**TEXT EXCERPT:**
— start —
Member of Parliament for Sembawang GRC
- Incumbent
- Assumed office 4 May 2025
- Preceded by: PAP held
- Majority: 47,002 (37.84%)

Personal details
- Born: 1989 (age 36–37)
- Party: People's Action Party
- Children: 3

= Ng Shi Xuan =

Singaporean politician

Ng Shi Xuan (born 1989) is a Singaporean politician who was elected to the Parliament of Singapore in the 2025 general election. A member of the People's Action Party, he serves as the Member of Parliament representing the Sembawang Group Representation Constituency since 2025.

==Education==
Ng studied at Tanjong Katong Secondary School and Victoria Junior College, where he was a choir member, and read economics at the National University of Singapore. He later graduated with a bachelor's degree in economics.

== Career ==

Ng began volunteering at a community club in MacPherson Single Member Constituency in 2015. He was appointed treasurer of its Youth Executive Committee shortly after. In 2019, he took on the role of chairperson for the revamped Youth Network, where he led efforts to engage and support local youths. In 2023, he co-led the launch of an anti-vaping programme in response to a growing number of vaping cases among children and teenagers.
— end —
(Visual layout annotation data)
— start —
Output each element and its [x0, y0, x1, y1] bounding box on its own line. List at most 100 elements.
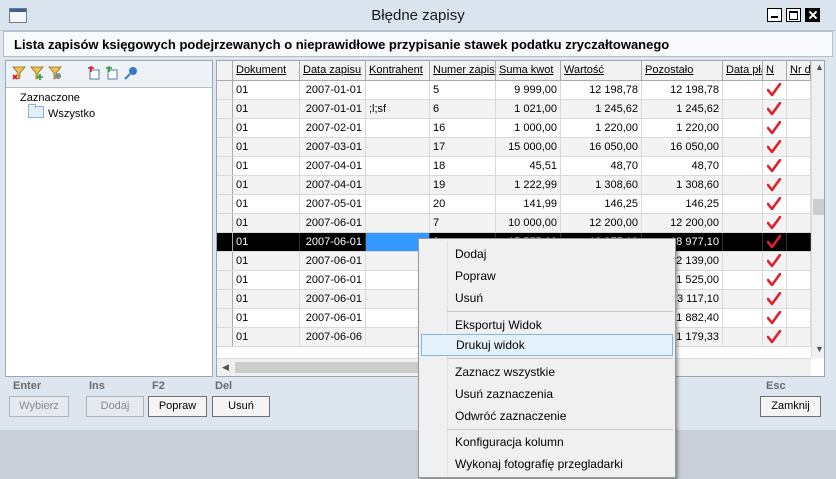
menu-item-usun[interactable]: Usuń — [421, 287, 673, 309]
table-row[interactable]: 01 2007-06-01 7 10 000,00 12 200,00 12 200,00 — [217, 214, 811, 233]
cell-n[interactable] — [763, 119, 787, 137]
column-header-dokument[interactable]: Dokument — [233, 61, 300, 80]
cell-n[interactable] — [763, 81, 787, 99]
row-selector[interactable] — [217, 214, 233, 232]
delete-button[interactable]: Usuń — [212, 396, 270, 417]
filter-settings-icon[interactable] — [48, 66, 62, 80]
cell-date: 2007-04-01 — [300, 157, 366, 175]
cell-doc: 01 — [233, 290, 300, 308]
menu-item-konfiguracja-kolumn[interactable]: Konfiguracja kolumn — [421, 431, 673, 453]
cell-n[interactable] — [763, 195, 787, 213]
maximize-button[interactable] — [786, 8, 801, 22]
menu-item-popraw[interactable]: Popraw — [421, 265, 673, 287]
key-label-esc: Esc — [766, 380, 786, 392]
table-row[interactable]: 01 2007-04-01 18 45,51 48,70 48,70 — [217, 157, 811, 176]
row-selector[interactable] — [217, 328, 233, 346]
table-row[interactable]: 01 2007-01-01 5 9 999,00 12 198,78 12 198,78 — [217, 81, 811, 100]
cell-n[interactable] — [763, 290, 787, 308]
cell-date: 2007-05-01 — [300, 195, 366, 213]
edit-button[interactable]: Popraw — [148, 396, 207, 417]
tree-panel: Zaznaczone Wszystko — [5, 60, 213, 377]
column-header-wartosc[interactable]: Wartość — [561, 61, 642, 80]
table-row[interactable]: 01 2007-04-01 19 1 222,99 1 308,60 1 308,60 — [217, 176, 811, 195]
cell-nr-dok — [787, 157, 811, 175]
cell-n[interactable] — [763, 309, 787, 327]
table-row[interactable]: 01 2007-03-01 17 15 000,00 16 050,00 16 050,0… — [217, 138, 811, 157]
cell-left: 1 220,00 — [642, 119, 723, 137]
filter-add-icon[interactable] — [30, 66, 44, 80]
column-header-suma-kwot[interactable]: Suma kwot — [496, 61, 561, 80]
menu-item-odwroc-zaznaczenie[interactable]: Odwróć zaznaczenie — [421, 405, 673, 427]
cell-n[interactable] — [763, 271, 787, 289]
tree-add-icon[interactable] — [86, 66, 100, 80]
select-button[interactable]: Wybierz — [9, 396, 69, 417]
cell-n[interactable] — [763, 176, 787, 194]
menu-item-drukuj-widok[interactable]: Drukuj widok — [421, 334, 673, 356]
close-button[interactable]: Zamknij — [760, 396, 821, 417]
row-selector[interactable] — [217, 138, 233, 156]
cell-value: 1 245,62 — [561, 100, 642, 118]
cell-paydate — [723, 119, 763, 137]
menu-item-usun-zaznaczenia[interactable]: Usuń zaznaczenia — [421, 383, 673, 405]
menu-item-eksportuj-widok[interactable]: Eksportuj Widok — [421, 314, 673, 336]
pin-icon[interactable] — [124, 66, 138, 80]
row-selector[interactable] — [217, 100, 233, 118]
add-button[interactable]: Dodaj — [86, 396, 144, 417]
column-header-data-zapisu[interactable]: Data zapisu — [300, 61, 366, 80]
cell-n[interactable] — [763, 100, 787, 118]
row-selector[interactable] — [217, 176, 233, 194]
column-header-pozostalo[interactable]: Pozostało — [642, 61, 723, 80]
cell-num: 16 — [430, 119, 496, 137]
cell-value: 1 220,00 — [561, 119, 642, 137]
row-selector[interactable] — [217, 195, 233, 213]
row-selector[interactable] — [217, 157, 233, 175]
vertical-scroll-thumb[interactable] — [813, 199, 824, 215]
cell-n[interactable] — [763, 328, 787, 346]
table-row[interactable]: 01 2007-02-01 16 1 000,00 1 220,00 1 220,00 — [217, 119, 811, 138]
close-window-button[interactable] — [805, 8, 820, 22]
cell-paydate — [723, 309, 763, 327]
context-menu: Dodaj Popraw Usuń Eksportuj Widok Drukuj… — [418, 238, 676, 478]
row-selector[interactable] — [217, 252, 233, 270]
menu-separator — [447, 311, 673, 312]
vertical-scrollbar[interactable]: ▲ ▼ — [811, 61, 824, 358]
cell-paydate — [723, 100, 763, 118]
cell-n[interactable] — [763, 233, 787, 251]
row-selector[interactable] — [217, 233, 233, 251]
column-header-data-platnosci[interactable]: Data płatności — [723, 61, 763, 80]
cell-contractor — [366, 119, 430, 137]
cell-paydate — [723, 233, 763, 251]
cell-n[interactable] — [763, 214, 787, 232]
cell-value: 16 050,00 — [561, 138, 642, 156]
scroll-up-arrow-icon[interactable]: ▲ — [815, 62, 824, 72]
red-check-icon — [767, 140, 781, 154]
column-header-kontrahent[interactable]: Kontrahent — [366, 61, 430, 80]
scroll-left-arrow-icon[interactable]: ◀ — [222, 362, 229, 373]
— end —
**TO DO:**
**1.** Name every school or university that the Ng Shi Xuan profile says he attended.
**2.** Using the Ng Shi Xuan profile, decide whether each statement holds, answering yes or no and quoting the words that settle it: (a) Ng sang in a choir at Victoria Junior College. (b) Ng became chairperson of the Youth Network in 2015. (c) Ng has three children.
**3.** Transcribe the Ng Shi Xuan profile from "Ng Shi Xuan (born" up to and including "degree in economics.".
The listing has no connection to the Ng Shi Xuan profile.

**THE RESULTS:**
**1.** Tanjong Katong Secondary School, Victoria Junior College, National University of Singapore

**2.**
(a) Yes: "Victoria Junior College, where he was a choir member"
(b) No: "In 2019, he took on the role of chairperson for the revamped Youth Network"
(c) Yes: "Children: 3"

**3.**
Ng Shi Xuan (born 1989) is a Singaporean politician who was elected to the Parliament of Singapore in the 2025 general election. A member of the People's Action Party, he serves as the Member of Parliament representing the Sembawang Group Representation Constituency since 2025.

==Education==
Ng studied at Tanjong Katong Secondary School and Victoria Junior College, where he was a choir member, and read economics at the National University of Singapore. He later graduated with a bachelor's degree in economics.